# Stated goal:
Return every line below verbatim, in its original order, without altering any character.
--- Begin ---
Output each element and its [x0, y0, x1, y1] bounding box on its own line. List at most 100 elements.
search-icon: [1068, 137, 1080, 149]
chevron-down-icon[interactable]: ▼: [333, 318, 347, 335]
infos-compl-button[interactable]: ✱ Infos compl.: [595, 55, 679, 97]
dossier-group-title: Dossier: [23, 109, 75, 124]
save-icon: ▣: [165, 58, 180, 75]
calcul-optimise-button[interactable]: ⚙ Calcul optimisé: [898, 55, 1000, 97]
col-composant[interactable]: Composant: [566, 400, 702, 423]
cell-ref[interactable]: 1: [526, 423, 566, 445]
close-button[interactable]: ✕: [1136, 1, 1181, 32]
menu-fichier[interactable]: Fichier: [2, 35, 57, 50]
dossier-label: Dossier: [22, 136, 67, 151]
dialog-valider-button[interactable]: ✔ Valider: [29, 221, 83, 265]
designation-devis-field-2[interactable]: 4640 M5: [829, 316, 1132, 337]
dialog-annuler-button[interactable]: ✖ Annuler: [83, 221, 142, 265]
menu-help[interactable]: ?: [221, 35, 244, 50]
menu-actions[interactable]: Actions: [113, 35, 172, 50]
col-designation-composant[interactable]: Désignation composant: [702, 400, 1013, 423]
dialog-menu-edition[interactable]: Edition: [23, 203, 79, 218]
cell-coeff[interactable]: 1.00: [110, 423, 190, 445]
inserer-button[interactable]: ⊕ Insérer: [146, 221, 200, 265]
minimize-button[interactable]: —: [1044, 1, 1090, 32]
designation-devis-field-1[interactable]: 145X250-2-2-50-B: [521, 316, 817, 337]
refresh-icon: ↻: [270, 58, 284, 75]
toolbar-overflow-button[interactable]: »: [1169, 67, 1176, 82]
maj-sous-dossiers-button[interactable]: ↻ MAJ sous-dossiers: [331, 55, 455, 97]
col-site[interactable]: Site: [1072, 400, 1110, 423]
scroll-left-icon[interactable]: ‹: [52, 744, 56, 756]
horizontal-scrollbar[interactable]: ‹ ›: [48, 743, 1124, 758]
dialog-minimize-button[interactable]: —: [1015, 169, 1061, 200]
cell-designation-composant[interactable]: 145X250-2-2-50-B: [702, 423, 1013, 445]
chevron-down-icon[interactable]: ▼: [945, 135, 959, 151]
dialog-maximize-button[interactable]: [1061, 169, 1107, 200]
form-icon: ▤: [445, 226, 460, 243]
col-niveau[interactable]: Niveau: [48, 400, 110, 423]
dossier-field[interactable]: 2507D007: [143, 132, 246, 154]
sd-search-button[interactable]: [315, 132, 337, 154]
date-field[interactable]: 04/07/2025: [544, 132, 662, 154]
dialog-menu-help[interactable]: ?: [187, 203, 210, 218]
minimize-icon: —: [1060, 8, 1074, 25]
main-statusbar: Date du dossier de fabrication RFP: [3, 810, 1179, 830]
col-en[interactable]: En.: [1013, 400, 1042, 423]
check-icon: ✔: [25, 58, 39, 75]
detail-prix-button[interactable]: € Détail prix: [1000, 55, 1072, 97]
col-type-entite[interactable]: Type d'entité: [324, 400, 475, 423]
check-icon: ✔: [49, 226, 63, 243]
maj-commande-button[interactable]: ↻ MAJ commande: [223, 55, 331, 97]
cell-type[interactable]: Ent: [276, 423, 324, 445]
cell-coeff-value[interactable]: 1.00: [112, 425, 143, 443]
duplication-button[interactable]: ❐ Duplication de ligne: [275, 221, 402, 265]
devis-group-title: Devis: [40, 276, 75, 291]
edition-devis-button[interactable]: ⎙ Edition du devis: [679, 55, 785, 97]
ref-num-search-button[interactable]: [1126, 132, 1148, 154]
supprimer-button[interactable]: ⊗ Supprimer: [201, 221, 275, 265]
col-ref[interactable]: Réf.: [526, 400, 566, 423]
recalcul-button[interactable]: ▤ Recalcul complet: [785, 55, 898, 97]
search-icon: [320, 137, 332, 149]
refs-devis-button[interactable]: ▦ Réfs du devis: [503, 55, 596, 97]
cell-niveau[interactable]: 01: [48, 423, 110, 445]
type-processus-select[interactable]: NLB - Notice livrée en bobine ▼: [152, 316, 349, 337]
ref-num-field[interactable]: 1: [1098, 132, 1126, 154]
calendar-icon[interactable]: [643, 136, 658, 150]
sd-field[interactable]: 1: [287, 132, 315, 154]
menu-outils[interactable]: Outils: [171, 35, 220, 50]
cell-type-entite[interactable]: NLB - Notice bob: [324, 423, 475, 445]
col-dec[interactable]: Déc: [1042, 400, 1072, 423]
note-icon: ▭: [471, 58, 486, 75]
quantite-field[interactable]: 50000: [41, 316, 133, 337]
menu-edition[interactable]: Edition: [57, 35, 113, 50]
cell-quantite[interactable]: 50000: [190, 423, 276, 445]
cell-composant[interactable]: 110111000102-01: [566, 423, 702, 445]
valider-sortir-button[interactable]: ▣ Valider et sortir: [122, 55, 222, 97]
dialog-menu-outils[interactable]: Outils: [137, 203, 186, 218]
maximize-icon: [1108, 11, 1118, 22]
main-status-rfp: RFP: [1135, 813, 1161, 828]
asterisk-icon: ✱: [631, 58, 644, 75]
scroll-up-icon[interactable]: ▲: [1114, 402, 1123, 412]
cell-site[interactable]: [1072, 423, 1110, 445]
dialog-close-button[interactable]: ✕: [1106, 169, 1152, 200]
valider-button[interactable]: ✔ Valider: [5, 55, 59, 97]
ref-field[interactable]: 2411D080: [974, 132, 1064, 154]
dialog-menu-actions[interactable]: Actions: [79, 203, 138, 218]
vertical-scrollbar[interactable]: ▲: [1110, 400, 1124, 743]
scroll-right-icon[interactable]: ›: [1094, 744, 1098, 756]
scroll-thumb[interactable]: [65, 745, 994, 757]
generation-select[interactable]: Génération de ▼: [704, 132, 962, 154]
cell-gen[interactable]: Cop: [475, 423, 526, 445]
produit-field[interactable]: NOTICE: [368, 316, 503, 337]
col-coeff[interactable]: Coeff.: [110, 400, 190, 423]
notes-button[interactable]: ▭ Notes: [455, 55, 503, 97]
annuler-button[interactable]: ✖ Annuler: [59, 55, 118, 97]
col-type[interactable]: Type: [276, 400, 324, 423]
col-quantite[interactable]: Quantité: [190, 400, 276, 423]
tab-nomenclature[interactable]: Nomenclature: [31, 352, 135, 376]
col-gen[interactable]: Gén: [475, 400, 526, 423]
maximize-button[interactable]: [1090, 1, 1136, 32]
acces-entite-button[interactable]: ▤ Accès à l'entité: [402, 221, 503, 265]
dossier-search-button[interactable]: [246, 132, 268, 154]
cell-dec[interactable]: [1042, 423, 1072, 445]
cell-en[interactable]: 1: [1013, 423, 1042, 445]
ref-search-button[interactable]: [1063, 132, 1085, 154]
--- End ---
# Task result:
Output each element and its [x0, y0, x1, y1] bounding box on its own line. List at most 100 elements.
search-icon: [1068, 137, 1080, 149]
chevron-down-icon[interactable]: ▼: [333, 318, 347, 335]
infos-compl-button[interactable]: ✱ Infos compl.: [595, 55, 679, 97]
dossier-group-title: Dossier: [23, 109, 75, 124]
save-icon: ▣: [165, 58, 180, 75]
calcul-optimise-button[interactable]: ⚙ Calcul optimisé: [898, 55, 1000, 97]
col-composant[interactable]: Composant: [566, 400, 702, 423]
cell-ref[interactable]: 1: [526, 423, 566, 445]
close-button[interactable]: ✕: [1136, 1, 1181, 32]
menu-fichier[interactable]: Fichier: [2, 35, 57, 50]
dossier-label: Dossier: [22, 136, 67, 151]
dialog-valider-button[interactable]: ✔ Valider: [29, 221, 83, 265]
designation-devis-field-2[interactable]: 4640 M5: [829, 316, 1132, 337]
dialog-annuler-button[interactable]: ✖ Annuler: [83, 221, 142, 265]
menu-help[interactable]: ?: [221, 35, 244, 50]
menu-actions[interactable]: Actions: [113, 35, 172, 50]
col-designation-composant[interactable]: Désignation composant: [702, 400, 1013, 423]
dialog-menu-edition[interactable]: Edition: [23, 203, 79, 218]
cell-coeff[interactable]: 1.00: [110, 423, 190, 445]
inserer-button[interactable]: ⊕ Insérer: [146, 221, 200, 265]
minimize-button[interactable]: —: [1044, 1, 1090, 32]
designation-devis-field-1[interactable]: 145X250-2-2-50-B: [521, 316, 817, 337]
refresh-icon: ↻: [270, 58, 284, 75]
toolbar-overflow-button[interactable]: »: [1169, 67, 1176, 82]
maj-sous-dossiers-button[interactable]: ↻ MAJ sous-dossiers: [331, 55, 455, 97]
col-site[interactable]: Site: [1072, 400, 1110, 423]
scroll-left-icon[interactable]: ‹: [52, 744, 56, 756]
horizontal-scrollbar[interactable]: ‹ ›: [48, 743, 1124, 758]
dialog-minimize-button[interactable]: —: [1015, 169, 1061, 200]
cell-designation-composant[interactable]: 145X250-2-2-50-B: [702, 423, 1013, 445]
chevron-down-icon[interactable]: ▼: [945, 135, 959, 151]
dialog-maximize-button[interactable]: [1061, 169, 1107, 200]
form-icon: ▤: [445, 226, 460, 243]
col-niveau[interactable]: Niveau: [48, 400, 110, 423]
dossier-field[interactable]: 2507D007: [143, 132, 246, 154]
sd-search-button[interactable]: [315, 132, 337, 154]
date-field[interactable]: 04/07/2025: [544, 132, 662, 154]
dialog-menu-help[interactable]: ?: [187, 203, 210, 218]
minimize-icon: —: [1060, 8, 1074, 25]
main-statusbar: Date du dossier de fabrication RFP: [3, 810, 1179, 830]
col-en[interactable]: En.: [1013, 400, 1042, 423]
check-icon: ✔: [25, 58, 39, 75]
detail-prix-button[interactable]: € Détail prix: [1000, 55, 1072, 97]
col-type-entite[interactable]: Type d'entité: [324, 400, 475, 423]
check-icon: ✔: [49, 226, 63, 243]
maj-commande-button[interactable]: ↻ MAJ commande: [223, 55, 331, 97]
cell-type[interactable]: Ent: [276, 423, 324, 445]
cell-coeff-value[interactable]: 1.00: [112, 425, 143, 443]
duplication-button[interactable]: ❐ Duplication de ligne: [275, 221, 402, 265]
devis-group-title: Devis: [40, 276, 75, 291]
edition-devis-button[interactable]: ⎙ Edition du devis: [679, 55, 785, 97]
ref-num-search-button[interactable]: [1126, 132, 1148, 154]
supprimer-button[interactable]: ⊗ Supprimer: [201, 221, 275, 265]
col-ref[interactable]: Réf.: [526, 400, 566, 423]
recalcul-button[interactable]: ▤ Recalcul complet: [785, 55, 898, 97]
search-icon: [320, 137, 332, 149]
refs-devis-button[interactable]: ▦ Réfs du devis: [503, 55, 596, 97]
cell-niveau[interactable]: 01: [48, 423, 110, 445]
type-processus-select[interactable]: NLB - Notice livrée en bobine ▼: [152, 316, 349, 337]
ref-num-field[interactable]: 1: [1098, 132, 1126, 154]
calendar-icon[interactable]: [643, 136, 658, 150]
sd-field[interactable]: 1: [287, 132, 315, 154]
menu-outils[interactable]: Outils: [171, 35, 220, 50]
cell-type-entite[interactable]: NLB - Notice bob: [324, 423, 475, 445]
col-dec[interactable]: Déc: [1042, 400, 1072, 423]
note-icon: ▭: [471, 58, 486, 75]
quantite-field[interactable]: 50000: [41, 316, 133, 337]
menu-edition[interactable]: Edition: [57, 35, 113, 50]
cell-quantite[interactable]: 50000: [190, 423, 276, 445]
cell-composant[interactable]: 110111000102-01: [566, 423, 702, 445]
valider-sortir-button[interactable]: ▣ Valider et sortir: [122, 55, 222, 97]
dialog-menu-outils[interactable]: Outils: [137, 203, 186, 218]
maximize-icon: [1108, 11, 1118, 22]
main-status-rfp: RFP: [1135, 813, 1161, 828]
asterisk-icon: ✱: [631, 58, 644, 75]
scroll-up-icon[interactable]: ▲: [1114, 402, 1123, 412]
cell-site[interactable]: [1072, 423, 1110, 445]
dialog-close-button[interactable]: ✕: [1106, 169, 1152, 200]
valider-button[interactable]: ✔ Valider: [5, 55, 59, 97]
ref-field[interactable]: 2411D080: [974, 132, 1064, 154]
dialog-menu-actions[interactable]: Actions: [79, 203, 138, 218]
vertical-scrollbar[interactable]: ▲: [1110, 400, 1124, 743]
scroll-right-icon[interactable]: ›: [1094, 744, 1098, 756]
scroll-thumb[interactable]: [65, 745, 994, 757]
generation-select[interactable]: Génération de ▼: [704, 132, 962, 154]
cell-gen[interactable]: Cop: [475, 423, 526, 445]
produit-field[interactable]: NOTICE: [368, 316, 503, 337]
col-coeff[interactable]: Coeff.: [110, 400, 190, 423]
notes-button[interactable]: ▭ Notes: [455, 55, 503, 97]
annuler-button[interactable]: ✖ Annuler: [59, 55, 118, 97]
col-type[interactable]: Type: [276, 400, 324, 423]
col-quantite[interactable]: Quantité: [190, 400, 276, 423]
tab-nomenclature[interactable]: Nomenclature: [31, 352, 135, 376]
col-gen[interactable]: Gén: [475, 400, 526, 423]
maximize-button[interactable]: [1090, 1, 1136, 32]
acces-entite-button[interactable]: ▤ Accès à l'entité: [402, 221, 503, 265]
dossier-search-button[interactable]: [246, 132, 268, 154]
cell-dec[interactable]: [1042, 423, 1072, 445]
cell-en[interactable]: 1: [1013, 423, 1042, 445]
ref-search-button[interactable]: [1063, 132, 1085, 154]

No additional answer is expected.